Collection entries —
+ + + +

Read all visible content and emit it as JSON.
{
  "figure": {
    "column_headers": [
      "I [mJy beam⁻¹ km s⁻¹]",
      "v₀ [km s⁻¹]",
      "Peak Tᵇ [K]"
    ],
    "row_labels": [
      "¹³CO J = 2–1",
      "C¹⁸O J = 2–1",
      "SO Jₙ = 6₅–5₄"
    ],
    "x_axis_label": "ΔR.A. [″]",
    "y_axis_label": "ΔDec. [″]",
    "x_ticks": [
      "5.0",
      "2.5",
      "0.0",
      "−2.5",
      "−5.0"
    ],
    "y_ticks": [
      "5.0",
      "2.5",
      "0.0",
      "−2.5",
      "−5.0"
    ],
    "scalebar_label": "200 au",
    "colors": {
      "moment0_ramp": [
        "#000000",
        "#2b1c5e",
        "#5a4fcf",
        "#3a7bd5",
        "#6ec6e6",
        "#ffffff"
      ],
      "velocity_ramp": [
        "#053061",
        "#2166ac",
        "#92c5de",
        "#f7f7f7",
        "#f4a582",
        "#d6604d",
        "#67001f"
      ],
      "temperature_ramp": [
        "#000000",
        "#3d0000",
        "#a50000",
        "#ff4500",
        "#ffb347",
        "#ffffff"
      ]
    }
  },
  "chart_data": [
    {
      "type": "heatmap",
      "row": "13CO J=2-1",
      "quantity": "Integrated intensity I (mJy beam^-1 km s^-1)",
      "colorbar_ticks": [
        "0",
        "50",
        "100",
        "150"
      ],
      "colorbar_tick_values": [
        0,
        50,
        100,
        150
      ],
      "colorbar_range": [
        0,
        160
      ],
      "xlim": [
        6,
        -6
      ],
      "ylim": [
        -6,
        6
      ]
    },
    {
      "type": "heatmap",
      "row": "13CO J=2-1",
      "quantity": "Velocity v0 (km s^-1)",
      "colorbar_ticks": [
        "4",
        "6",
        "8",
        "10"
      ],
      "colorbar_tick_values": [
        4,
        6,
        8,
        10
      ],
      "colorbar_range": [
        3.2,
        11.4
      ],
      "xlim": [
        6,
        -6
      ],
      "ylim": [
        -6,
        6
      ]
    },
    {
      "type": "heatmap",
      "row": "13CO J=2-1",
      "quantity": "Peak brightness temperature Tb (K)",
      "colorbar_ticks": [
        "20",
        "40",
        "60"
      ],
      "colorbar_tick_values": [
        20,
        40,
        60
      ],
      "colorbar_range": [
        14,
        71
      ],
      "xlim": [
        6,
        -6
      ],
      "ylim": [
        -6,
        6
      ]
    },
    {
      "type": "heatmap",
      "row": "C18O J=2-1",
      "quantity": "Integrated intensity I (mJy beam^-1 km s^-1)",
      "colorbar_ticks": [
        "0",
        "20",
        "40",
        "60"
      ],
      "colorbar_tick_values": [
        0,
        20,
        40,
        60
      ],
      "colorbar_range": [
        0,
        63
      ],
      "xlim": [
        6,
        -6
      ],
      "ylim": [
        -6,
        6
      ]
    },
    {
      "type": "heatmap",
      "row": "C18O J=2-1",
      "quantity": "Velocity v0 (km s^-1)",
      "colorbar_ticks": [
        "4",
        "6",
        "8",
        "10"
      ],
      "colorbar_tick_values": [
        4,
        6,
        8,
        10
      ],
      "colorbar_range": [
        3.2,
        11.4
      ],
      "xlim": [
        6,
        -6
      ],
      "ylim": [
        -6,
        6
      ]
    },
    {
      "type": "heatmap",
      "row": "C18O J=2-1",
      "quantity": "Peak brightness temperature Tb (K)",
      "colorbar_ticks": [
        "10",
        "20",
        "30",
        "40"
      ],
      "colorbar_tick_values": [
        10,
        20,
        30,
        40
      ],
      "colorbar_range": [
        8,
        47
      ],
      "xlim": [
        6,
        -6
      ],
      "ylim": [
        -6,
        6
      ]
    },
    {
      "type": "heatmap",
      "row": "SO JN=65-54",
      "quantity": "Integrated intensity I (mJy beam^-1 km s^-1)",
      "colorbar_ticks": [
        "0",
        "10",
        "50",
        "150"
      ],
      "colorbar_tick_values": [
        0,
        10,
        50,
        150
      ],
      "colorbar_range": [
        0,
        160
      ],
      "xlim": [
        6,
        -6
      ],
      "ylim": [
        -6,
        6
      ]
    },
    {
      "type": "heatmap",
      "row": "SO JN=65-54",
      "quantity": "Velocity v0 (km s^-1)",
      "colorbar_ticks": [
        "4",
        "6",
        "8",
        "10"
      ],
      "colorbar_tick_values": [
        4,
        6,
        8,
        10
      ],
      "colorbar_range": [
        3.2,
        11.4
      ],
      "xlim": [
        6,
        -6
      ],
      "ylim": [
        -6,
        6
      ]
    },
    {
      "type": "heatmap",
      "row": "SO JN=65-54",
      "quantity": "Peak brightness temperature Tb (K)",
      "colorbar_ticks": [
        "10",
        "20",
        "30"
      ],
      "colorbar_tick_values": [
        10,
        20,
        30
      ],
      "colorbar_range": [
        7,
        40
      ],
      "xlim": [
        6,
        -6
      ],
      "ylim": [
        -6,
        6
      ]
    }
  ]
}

+ + + +

THE REQUEST — Write out every entry exactly as given.

SOLUTION TO THIS TASK —
Read all visible content and emit it as JSON.
{
  "figure": {
    "column_headers": [
      "I [mJy beam⁻¹ km s⁻¹]",
      "v₀ [km s⁻¹]",
      "Peak Tᵇ [K]"
    ],
    "row_labels": [
      "¹³CO J = 2–1",
      "C¹⁸O J = 2–1",
      "SO Jₙ = 6₅–5₄"
    ],
    "x_axis_label": "ΔR.A. [″]",
    "y_axis_label": "ΔDec. [″]",
    "x_ticks": [
      "5.0",
      "2.5",
      "0.0",
      "−2.5",
      "−5.0"
    ],
    "y_ticks": [
      "5.0",
      "2.5",
      "0.0",
      "−2.5",
      "−5.0"
    ],
    "scalebar_label": "200 au",
    "colors": {
      "moment0_ramp": [
        "#000000",
        "#2b1c5e",
        "#5a4fcf",
        "#3a7bd5",
        "#6ec6e6",
        "#ffffff"
      ],
      "velocity_ramp": [
        "#053061",
        "#2166ac",
        "#92c5de",
        "#f7f7f7",
        "#f4a582",
        "#d6604d",
        "#67001f"
      ],
      "temperature_ramp": [
        "#000000",
        "#3d0000",
        "#a50000",
        "#ff4500",
        "#ffb347",
        "#ffffff"
      ]
    }
  },
  "chart_data": [
    {
      "type": "heatmap",
      "row": "13CO J=2-1",
      "quantity": "Integrated intensity I (mJy beam^-1 km s^-1)",
      "colorbar_ticks": [
        "0",
        "50",
        "100",
        "150"
      ],
      "colorbar_tick_values": [
        0,
        50,
        100,
        150
      ],
      "colorbar_range": [
        0,
        160
      ],
      "xlim": [
        6,
        -6
      ],
      "ylim": [
        -6,
        6
      ]
    },
    {
      "type": "heatmap",
      "row": "13CO J=2-1",
      "quantity": "Velocity v0 (km s^-1)",
      "colorbar_ticks": [
        "4",
        "6",
        "8",
        "10"
      ],
      "colorbar_tick_values": [
        4,
        6,
        8,
        10
      ],
      "colorbar_range": [
        3.2,
        11.4
      ],
      "xlim": [
        6,
        -6
      ],
      "ylim": [
        -6,
        6
      ]
    },
    {
      "type": "heatmap",
      "row": "13CO J=2-1",
      "quantity": "Peak brightness temperature Tb (K)",
      "colorbar_ticks": [
        "20",
        "40",
        "60"
      ],
      "colorbar_tick_values": [
        20,
        40,
        60
      ],
      "colorbar_range": [
        14,
        71
      ],
      "xlim": [
        6,
        -6
      ],
      "ylim": [
        -6,
        6
      ]
    },
    {
      "type": "heatmap",
      "row": "C18O J=2-1",
      "quantity": "Integrated intensity I (mJy beam^-1 km s^-1)",
      "colorbar_ticks": [
        "0",
        "20",
        "40",
        "60"
      ],
      "colorbar_tick_values": [
        0,
        20,
        40,
        60
      ],
      "colorbar_range": [
        0,
        63
      ],
      "xlim": [
        6,
        -6
      ],
      "ylim": [
        -6,
        6
      ]
    },
    {
      "type": "heatmap",
      "row": "C18O J=2-1",
      "quantity": "Velocity v0 (km s^-1)",
      "colorbar_ticks": [
        "4",
        "6",
        "8",
        "10"
      ],
      "colorbar_tick_values": [
        4,
        6,
        8,
        10
      ],
      "colorbar_range": [
        3.2,
        11.4
      ],
      "xlim": [
        6,
        -6
      ],
      "ylim": [
        -6,
        6
      ]
    },
    {
      "type": "heatmap",
      "row": "C18O J=2-1",
      "quantity": "Peak brightness temperature Tb (K)",
      "colorbar_ticks": [
        "10",
        "20",
        "30",
        "40"
      ],
      "colorbar_tick_values": [
        10,
        20,
        30,
        40
      ],
      "colorbar_range": [
        8,
        47
      ],
      "xlim": [
        6,
        -6
      ],
      "ylim": [
        -6,
        6
      ]
    },
    {
      "type": "heatmap",
      "row": "SO JN=65-54",
      "quantity": "Integrated intensity I (mJy beam^-1 km s^-1)",
      "colorbar_ticks": [
        "0",
        "10",
        "50",
        "150"
      ],
      "colorbar_tick_values": [
        0,
        10,
        50,
        150
      ],
      "colorbar_range": [
        0,
        160
      ],
      "xlim": [
        6,
        -6
      ],
      "ylim": [
        -6,
        6
      ]
    },
    {
      "type": "heatmap",
      "row": "SO JN=65-54",
      "quantity": "Velocity v0 (km s^-1)",
      "colorbar_ticks": [
        "4",
        "6",
        "8",
        "10"
      ],
      "colorbar_tick_values": [
        4,
        6,
        8,
        10
      ],
      "colorbar_range": [
        3.2,
        11.4
      ],
      "xlim": [
        6,
        -6
      ],
      "ylim": [
        -6,
        6
      ]
    },
    {
      "type": "heatmap",
      "row": "SO JN=65-54",
      "quantity": "Peak brightness temperature Tb (K)",
      "colorbar_ticks": [
        "10",
        "20",
        "30"
      ],
      "colorbar_tick_values": [
        10,
        20,
        30
      ],
      "colorbar_range": [
        7,
        40
      ],
      "xlim": [
        6,
        -6
      ],
      "ylim": [
        -6,
        6
      ]
    }
  ]
}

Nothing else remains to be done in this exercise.